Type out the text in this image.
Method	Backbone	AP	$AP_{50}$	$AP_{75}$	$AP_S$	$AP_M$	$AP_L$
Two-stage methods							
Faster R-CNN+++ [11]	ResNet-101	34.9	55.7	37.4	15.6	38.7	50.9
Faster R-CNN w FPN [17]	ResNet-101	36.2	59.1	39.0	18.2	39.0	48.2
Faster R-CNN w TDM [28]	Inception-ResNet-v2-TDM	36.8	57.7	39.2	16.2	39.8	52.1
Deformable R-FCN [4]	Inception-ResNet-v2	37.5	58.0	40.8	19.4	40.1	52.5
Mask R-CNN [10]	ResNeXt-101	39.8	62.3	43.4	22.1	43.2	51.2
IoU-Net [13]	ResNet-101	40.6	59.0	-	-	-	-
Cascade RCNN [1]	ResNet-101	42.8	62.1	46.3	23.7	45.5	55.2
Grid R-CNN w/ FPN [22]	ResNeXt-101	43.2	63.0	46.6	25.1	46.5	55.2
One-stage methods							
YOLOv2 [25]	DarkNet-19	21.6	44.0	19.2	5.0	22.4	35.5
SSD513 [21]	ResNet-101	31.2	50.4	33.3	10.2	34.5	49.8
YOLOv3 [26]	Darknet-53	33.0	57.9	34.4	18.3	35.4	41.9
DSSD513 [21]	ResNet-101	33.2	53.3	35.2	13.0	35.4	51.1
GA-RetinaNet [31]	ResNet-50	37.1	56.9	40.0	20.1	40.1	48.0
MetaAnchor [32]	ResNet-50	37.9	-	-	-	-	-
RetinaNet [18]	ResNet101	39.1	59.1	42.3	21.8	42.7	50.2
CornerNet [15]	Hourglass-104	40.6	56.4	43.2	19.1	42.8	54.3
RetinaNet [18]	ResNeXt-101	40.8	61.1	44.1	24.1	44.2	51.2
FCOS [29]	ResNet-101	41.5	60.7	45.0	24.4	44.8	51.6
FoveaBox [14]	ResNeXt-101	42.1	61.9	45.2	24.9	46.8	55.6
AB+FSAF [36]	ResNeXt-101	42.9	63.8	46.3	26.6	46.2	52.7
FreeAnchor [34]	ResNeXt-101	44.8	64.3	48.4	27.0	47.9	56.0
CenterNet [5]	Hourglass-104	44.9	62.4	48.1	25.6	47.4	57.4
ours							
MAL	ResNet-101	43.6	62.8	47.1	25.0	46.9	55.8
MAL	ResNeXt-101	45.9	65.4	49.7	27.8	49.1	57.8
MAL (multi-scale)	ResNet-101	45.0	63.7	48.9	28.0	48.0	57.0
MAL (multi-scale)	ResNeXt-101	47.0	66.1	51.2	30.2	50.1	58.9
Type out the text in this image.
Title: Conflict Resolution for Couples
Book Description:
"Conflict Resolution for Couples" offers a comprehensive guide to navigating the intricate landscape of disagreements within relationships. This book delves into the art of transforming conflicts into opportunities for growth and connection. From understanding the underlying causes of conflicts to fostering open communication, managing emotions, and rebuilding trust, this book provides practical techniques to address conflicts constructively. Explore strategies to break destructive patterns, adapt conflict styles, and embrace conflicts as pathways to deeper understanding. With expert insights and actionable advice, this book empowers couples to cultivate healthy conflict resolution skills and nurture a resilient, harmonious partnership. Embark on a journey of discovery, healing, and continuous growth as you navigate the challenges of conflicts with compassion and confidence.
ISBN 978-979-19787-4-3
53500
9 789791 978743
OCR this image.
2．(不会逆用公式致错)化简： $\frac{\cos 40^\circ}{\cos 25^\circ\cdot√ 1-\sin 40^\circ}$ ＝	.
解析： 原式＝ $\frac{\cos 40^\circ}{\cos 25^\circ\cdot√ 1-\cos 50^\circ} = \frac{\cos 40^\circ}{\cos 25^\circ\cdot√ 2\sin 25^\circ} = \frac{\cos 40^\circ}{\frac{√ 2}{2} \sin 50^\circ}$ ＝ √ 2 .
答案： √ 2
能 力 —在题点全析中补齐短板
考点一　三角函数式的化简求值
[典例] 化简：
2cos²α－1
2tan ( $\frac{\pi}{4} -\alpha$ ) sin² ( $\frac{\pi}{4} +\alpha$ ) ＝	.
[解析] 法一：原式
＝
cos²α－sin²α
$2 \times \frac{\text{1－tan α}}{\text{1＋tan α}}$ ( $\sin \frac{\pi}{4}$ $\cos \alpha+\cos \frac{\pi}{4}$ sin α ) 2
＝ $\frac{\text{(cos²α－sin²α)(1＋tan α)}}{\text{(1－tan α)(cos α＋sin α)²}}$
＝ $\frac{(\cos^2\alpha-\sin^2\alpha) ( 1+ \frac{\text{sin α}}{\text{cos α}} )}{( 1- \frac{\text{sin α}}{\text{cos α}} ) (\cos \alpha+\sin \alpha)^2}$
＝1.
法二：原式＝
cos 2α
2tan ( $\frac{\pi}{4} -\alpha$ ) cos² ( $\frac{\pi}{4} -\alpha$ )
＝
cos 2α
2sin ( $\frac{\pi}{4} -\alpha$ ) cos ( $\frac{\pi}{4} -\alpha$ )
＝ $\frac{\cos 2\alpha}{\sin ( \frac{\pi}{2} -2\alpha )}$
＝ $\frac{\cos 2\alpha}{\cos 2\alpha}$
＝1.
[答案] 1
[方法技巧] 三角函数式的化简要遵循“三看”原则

Stated task => Where a line holds "Inception", copy that line.

The solution =>
Faster R-CNN w TDM [28]	Inception-ResNet-v2-TDM	36.8	57.7	39.2	16.2	39.8	52.1
Deformable R-FCN [4]	Inception-ResNet-v2	37.5	58.0	40.8	19.4	40.1	52.5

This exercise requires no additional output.